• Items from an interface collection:

%%

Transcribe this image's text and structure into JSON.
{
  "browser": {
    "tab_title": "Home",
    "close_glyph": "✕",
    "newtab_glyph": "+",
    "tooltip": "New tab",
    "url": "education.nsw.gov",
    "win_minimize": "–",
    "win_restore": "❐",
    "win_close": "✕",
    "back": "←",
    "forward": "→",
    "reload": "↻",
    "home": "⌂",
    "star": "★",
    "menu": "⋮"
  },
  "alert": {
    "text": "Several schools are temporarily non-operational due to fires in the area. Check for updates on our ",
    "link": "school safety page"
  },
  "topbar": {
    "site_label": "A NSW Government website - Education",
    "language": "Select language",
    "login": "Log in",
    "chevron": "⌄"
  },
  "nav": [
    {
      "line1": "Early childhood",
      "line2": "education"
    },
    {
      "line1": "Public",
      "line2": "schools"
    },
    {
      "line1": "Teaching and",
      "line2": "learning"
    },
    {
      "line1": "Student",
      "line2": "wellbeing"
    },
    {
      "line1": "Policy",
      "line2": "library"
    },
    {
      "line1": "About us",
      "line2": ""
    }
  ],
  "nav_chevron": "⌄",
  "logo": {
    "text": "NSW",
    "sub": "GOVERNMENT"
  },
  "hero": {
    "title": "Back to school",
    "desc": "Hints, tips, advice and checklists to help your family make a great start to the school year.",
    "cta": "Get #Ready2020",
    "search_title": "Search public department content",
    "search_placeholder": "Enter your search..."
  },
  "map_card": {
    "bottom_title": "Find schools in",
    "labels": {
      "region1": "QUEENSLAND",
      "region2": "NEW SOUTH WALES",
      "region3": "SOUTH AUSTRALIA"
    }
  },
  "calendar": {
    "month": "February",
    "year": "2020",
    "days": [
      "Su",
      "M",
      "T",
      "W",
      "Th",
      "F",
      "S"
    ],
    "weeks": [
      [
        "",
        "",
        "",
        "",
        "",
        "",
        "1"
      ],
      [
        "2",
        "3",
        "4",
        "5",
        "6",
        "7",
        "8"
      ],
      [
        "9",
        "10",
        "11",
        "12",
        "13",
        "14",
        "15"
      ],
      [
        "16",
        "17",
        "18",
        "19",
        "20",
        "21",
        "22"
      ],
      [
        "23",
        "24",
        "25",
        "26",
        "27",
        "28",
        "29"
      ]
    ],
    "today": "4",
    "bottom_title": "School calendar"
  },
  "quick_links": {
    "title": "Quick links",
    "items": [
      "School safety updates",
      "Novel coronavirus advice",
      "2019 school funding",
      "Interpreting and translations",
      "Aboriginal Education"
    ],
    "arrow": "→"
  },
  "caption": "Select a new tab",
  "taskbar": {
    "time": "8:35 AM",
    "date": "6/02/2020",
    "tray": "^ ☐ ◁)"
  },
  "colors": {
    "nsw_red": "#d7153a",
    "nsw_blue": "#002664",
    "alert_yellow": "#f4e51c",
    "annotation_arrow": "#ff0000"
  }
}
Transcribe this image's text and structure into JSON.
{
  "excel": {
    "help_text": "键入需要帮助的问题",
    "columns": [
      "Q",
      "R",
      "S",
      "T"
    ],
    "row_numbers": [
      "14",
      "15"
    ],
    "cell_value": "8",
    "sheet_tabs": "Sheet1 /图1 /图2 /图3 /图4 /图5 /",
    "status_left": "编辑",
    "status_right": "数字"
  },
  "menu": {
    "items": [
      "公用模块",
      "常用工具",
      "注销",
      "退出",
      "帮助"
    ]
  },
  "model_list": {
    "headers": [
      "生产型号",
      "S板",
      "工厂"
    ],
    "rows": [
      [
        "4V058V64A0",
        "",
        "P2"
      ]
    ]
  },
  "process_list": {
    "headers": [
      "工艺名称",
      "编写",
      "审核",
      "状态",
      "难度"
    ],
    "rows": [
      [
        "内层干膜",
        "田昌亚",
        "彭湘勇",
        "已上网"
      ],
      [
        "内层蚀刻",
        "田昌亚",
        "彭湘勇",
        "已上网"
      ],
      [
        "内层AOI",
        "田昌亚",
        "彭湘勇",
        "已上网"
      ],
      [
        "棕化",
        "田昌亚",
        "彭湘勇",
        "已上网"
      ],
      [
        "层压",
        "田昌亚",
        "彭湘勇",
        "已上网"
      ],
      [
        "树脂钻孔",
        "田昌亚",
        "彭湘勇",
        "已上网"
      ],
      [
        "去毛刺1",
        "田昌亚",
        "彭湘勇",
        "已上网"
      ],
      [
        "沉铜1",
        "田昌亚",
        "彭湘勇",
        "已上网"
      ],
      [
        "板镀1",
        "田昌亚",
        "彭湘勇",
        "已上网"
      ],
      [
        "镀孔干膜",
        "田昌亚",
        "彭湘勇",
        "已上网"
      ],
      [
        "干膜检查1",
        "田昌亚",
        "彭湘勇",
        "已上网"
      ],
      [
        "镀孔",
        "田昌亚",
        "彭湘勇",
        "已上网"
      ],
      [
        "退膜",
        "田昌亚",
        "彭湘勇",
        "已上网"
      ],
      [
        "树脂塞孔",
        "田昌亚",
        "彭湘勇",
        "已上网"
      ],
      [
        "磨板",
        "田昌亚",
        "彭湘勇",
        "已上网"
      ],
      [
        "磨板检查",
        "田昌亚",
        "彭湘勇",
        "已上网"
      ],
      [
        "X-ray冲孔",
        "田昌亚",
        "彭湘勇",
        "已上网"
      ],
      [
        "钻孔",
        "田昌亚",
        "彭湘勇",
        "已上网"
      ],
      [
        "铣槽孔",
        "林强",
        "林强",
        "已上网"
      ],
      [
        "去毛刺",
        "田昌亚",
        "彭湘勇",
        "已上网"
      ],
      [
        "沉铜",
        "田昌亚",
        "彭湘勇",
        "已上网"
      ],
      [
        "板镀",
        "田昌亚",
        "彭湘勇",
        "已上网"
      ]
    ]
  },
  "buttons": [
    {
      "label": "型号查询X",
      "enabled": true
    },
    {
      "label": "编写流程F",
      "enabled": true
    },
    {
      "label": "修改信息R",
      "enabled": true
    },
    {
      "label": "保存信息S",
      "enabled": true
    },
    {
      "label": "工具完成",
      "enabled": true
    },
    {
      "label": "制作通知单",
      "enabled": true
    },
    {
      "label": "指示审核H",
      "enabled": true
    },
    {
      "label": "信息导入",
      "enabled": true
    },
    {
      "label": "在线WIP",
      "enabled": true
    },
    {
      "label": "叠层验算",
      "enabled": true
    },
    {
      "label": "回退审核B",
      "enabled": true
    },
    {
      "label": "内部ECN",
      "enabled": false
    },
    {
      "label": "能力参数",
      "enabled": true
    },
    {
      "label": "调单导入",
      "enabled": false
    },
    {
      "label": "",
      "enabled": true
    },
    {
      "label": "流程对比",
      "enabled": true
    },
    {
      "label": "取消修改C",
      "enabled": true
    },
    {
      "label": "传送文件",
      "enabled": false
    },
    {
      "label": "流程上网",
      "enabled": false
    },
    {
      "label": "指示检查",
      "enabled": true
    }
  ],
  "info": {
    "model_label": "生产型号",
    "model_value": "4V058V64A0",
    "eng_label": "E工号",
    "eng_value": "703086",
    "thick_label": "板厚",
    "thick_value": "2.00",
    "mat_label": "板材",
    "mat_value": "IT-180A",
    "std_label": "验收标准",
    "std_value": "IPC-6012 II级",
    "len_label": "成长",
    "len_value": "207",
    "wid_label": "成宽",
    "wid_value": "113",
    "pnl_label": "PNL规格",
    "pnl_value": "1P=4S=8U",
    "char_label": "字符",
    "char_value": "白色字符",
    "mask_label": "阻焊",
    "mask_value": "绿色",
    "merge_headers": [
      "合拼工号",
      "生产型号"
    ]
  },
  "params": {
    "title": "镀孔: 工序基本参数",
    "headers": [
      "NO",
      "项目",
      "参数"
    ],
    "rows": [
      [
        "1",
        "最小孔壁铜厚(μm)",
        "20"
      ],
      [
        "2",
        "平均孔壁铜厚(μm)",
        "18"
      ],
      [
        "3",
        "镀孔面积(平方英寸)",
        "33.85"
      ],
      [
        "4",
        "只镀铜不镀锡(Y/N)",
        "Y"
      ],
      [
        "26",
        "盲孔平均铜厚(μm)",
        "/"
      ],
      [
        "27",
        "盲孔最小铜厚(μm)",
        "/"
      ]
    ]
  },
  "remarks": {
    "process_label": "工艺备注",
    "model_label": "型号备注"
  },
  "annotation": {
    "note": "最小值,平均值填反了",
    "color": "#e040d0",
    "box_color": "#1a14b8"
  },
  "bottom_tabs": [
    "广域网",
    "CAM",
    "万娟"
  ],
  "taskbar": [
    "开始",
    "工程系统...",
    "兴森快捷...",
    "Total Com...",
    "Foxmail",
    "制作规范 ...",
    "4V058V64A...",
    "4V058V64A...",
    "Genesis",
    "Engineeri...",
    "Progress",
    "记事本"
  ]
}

%%

• Task item:
Return each line in the records that holds the string "advice".

• Completed exercise:
    "desc": "Hints, tips, advice and checklists to help your family make a great start to the school year.",
      "Novel coronavirus advice",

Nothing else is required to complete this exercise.